Objective
Please lay out the records as a JSON list of strings, one string per line, starting with the first line and going on through the line with "Give me the". Include both of those lines, skip blank lines and leave the pictures out.

Excerpt from a dataset

* Begin *

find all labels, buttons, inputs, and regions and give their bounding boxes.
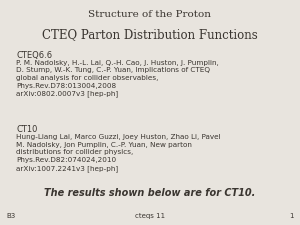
Text: P. M. Nadolsky, H.-L. Lai, Q.-H. Cao, J. Huston, J. Pumplin,
D. Stump, W.-K. Tun: P. M. Nadolsky, H.-L. Lai, Q.-H. Cao, J.… xyxy=(16,60,219,97)
Text: The results shown below are for CT10.: The results shown below are for CT10. xyxy=(44,188,256,198)
Text: B3: B3 xyxy=(6,213,15,219)
Text: cteqs 11: cteqs 11 xyxy=(135,213,165,219)
Text: CTEQ Parton Distribution Functions: CTEQ Parton Distribution Functions xyxy=(42,28,258,41)
Text: CT10: CT10 xyxy=(16,125,38,134)
Text: Hung-Liang Lai, Marco Guzzi, Joey Huston, Zhao Li, Pavel
M. Nadolsky, Jon Pumpli: Hung-Liang Lai, Marco Guzzi, Joey Huston… xyxy=(16,134,221,172)
Text: Structure of the Proton: Structure of the Proton xyxy=(88,10,212,19)
Text: CTEQ6.6: CTEQ6.6 xyxy=(16,51,52,60)
Text: 1: 1 xyxy=(290,213,294,219)
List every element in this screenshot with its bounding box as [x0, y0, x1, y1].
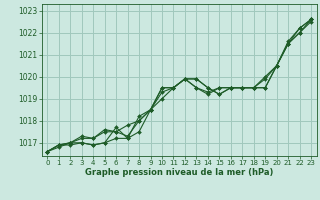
X-axis label: Graphe pression niveau de la mer (hPa): Graphe pression niveau de la mer (hPa) [85, 168, 273, 177]
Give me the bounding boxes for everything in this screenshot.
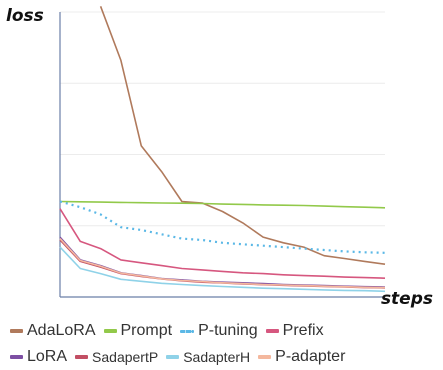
legend-label: Prefix <box>282 322 324 339</box>
legend-swatch <box>10 329 23 333</box>
legend-item: SadapterH <box>166 349 250 365</box>
legend-swatch <box>265 329 279 333</box>
x-axis-label: steps <box>380 289 433 309</box>
legend-swatch <box>180 329 195 333</box>
legend-swatch <box>166 355 180 359</box>
series-line-p-tuning <box>59 200 386 254</box>
series-line-prompt <box>59 200 386 209</box>
legend-label: SadapterH <box>183 349 251 365</box>
series-line-prefix <box>59 208 386 279</box>
legend-swatch <box>10 355 23 359</box>
legend-label: AdaLoRA <box>27 322 96 339</box>
axes <box>59 12 385 298</box>
legend-label: P-tuning <box>198 322 258 339</box>
legend-swatch <box>103 329 117 333</box>
legend-label: Prompt <box>120 322 173 339</box>
legend-item: Prompt <box>103 322 173 340</box>
series-layer <box>59 6 386 293</box>
legend-item: SadapertP <box>75 349 158 365</box>
legend-swatch <box>258 355 272 359</box>
legend-swatch <box>75 355 89 359</box>
legend-label: SadapertP <box>92 349 159 365</box>
legend: AdaLoRA Prompt P-tuning Prefix LoRA SadapertP… <box>10 318 443 370</box>
legend-item: Prefix <box>265 322 324 340</box>
legend-item: LoRA <box>10 348 67 366</box>
series-line-sadapertp <box>59 239 386 289</box>
series-line-sadapterh <box>59 246 386 293</box>
legend-item: P-adapter <box>258 348 345 366</box>
legend-row: LoRA SadapertP SadapterH P-adapter <box>10 344 443 370</box>
legend-item: AdaLoRA <box>10 322 96 340</box>
y-axis-label: loss <box>6 6 44 26</box>
legend-item: P-tuning <box>180 322 258 340</box>
series-line-lora <box>59 236 386 288</box>
series-line-p-adapter <box>59 238 386 289</box>
legend-label: P-adapter <box>275 348 346 365</box>
legend-label: LoRA <box>27 348 68 365</box>
gridlines <box>60 11 385 227</box>
legend-row: AdaLoRA Prompt P-tuning Prefix <box>10 318 443 344</box>
series-line-adalora <box>99 6 386 265</box>
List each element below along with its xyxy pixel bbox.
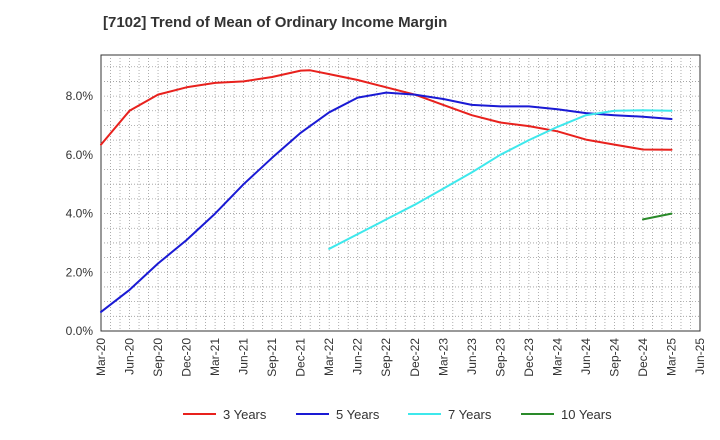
x-tick-label: Mar-23 — [436, 338, 450, 376]
x-tick-label: Dec-20 — [180, 338, 194, 377]
x-tick-label: Mar-24 — [550, 338, 564, 376]
x-tick-label: Jun-22 — [351, 338, 365, 375]
x-tick-label: Jun-24 — [579, 338, 593, 375]
x-tick-label: Dec-24 — [636, 338, 650, 377]
x-tick-label: Dec-21 — [294, 338, 308, 377]
plot-area — [100, 54, 701, 332]
x-tick-label: Mar-25 — [664, 338, 678, 376]
x-tick-label: Mar-21 — [208, 338, 222, 376]
x-tick-label: Jun-21 — [237, 338, 251, 375]
y-tick-label: 2.0% — [66, 265, 94, 279]
grid-lines — [101, 55, 700, 331]
series-lines — [100, 69, 673, 313]
series-line-10-years — [642, 212, 673, 221]
x-tick-label: Dec-22 — [408, 338, 422, 377]
series-line-3-years — [100, 69, 673, 151]
legend-label: 7 Years — [448, 407, 492, 422]
x-tick-label: Dec-23 — [522, 338, 536, 377]
legend-label: 10 Years — [561, 407, 612, 422]
chart-title: [7102] Trend of Mean of Ordinary Income … — [103, 14, 448, 31]
series-line-7-years — [328, 109, 673, 250]
x-tick-label: Sep-21 — [265, 338, 279, 377]
x-tick-label: Jun-20 — [123, 338, 137, 375]
y-tick-label: 8.0% — [66, 89, 94, 103]
legend-label: 3 Years — [223, 407, 267, 422]
legend: 3 Years 5 Years 7 Years 10 Years — [183, 407, 612, 422]
x-tick-label: Jun-25 — [693, 338, 707, 375]
x-tick-label: Mar-22 — [322, 338, 336, 376]
x-tick-label: Sep-20 — [151, 338, 165, 377]
series-line-5-years — [100, 91, 673, 313]
x-tick-label: Mar-20 — [94, 338, 108, 376]
x-tick-label: Sep-22 — [379, 338, 393, 377]
x-tick-label: Sep-23 — [493, 338, 507, 377]
y-tick-label: 0.0% — [66, 324, 94, 338]
x-tick-label: Sep-24 — [607, 338, 621, 377]
axis-labels: 0.0% 2.0% 4.0% 6.0% 8.0% Mar-20 Jun-20 Sep-20 De… — [66, 89, 707, 377]
x-tick-label: Jun-23 — [465, 338, 479, 375]
y-tick-label: 6.0% — [66, 148, 94, 162]
y-tick-label: 4.0% — [66, 207, 94, 221]
legend-label: 5 Years — [336, 407, 380, 422]
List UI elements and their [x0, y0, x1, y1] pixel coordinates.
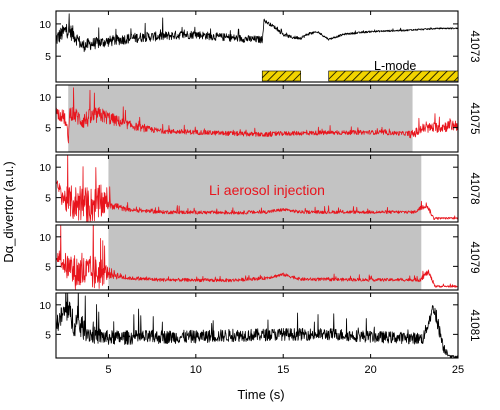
shot-number: 41075 — [468, 103, 480, 135]
shot-number: 41079 — [468, 242, 480, 274]
y-tick-label: 5 — [45, 123, 51, 135]
panel-frame — [55, 224, 459, 291]
y-tick-label: 5 — [45, 261, 51, 273]
signal-trace — [56, 225, 458, 290]
y-tick-label: 5 — [45, 193, 51, 205]
shot-number: 41078 — [468, 173, 480, 205]
lmode-annotation: L-mode — [374, 59, 416, 73]
signal-trace — [56, 293, 458, 358]
shot-number: 41081 — [468, 310, 480, 342]
panel-frame — [55, 292, 459, 359]
x-tick-label: 5 — [105, 364, 111, 376]
signal-trace — [56, 155, 458, 222]
y-tick-label: 10 — [39, 162, 51, 174]
injection-shade — [68, 85, 413, 152]
x-tick-label: 25 — [452, 364, 464, 376]
panel-41079: 5 10 41079 — [39, 224, 480, 291]
y-tick-label: 5 — [45, 329, 51, 341]
shot-number: 41073 — [468, 31, 480, 63]
panel-frame — [55, 10, 459, 83]
panels-layer: 5 10 41073 5 10 41075 5 10 41078 5 10 41079 5 10 41081 — [39, 10, 480, 359]
axis-layer: 5 10 15 20 25 — [105, 70, 464, 376]
x-tick-label: 15 — [277, 364, 289, 376]
li-aerosol-annotation: Li aerosol injection — [209, 182, 325, 198]
panel-41081: 5 10 41081 — [39, 292, 480, 359]
signal-trace — [56, 87, 458, 144]
panel-41075: 5 10 41075 — [39, 84, 480, 153]
lmode-interval — [328, 70, 459, 82]
y-tick-label: 10 — [39, 300, 51, 312]
y-tick-label: 5 — [45, 51, 51, 63]
signal-trace — [56, 13, 458, 53]
y-tick-label: 10 — [39, 19, 51, 31]
x-tick-label: 20 — [364, 364, 376, 376]
panel-frame — [55, 84, 459, 153]
x-axis-label: Time (s) — [237, 387, 284, 402]
lmode-interval — [261, 70, 301, 82]
y-tick-label: 10 — [39, 232, 51, 244]
panel-41078: 5 10 41078 — [39, 154, 480, 223]
panel-frame — [55, 154, 459, 223]
y-axis-label: Dα_divertor (a.u.) — [1, 161, 16, 262]
panel-41073: 5 10 41073 — [39, 10, 480, 83]
x-tick-label: 10 — [190, 364, 202, 376]
y-tick-label: 10 — [39, 92, 51, 104]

* End *

Exercise solution
[
  "find all labels, buttons, inputs, and regions and give their bounding boxes.",
  "Text: P. M. Nadolsky, H.-L. Lai, Q.-H. Cao, J. Huston, J. Pumplin,",
  "D. Stump, W.-K. Tun: P. M. Nadolsky, H.-L. Lai, Q.-H. Cao, J.… xyxy=(16,60,219,97)",
  "Text: The results shown below are for CT10.: The results shown below are for CT10. xyxy=(44,188,256,198)",
  "Text: B3: B3 xyxy=(6,213,15,219)",
  "Text: cteqs 11: cteqs 11 xyxy=(135,213,165,219)",
  "Text: CTEQ Parton Distribution Functions: CTEQ Parton Distribution Functions xyxy=(42,28,258,41)",
  "Text: CT10: CT10 xyxy=(16,125,38,134)",
  "Text: Hung-Liang Lai, Marco Guzzi, Joey Huston, Zhao Li, Pavel",
  "M. Nadolsky, Jon Pumpli: Hung-Liang Lai, Marco Guzzi, Joey Huston… xyxy=(16,134,221,172)",
  "Text: Structure of the Proton: Structure of the Proton xyxy=(88,10,212,19)",
  "Text: CTEQ6.6: CTEQ6.6 xyxy=(16,51,52,60)",
  "Text: 1: 1 xyxy=(290,213,294,219)",
  "List every element in this screenshot with its bounding box as [x0, y0, x1, y1].",
  "X-axis label: Graphe pression niveau de la mer (hPa): Graphe pression niveau de la mer (hPa) [85, 168, 273, 177]",
  "Give me the bounding boxes for everything in this screenshot."
]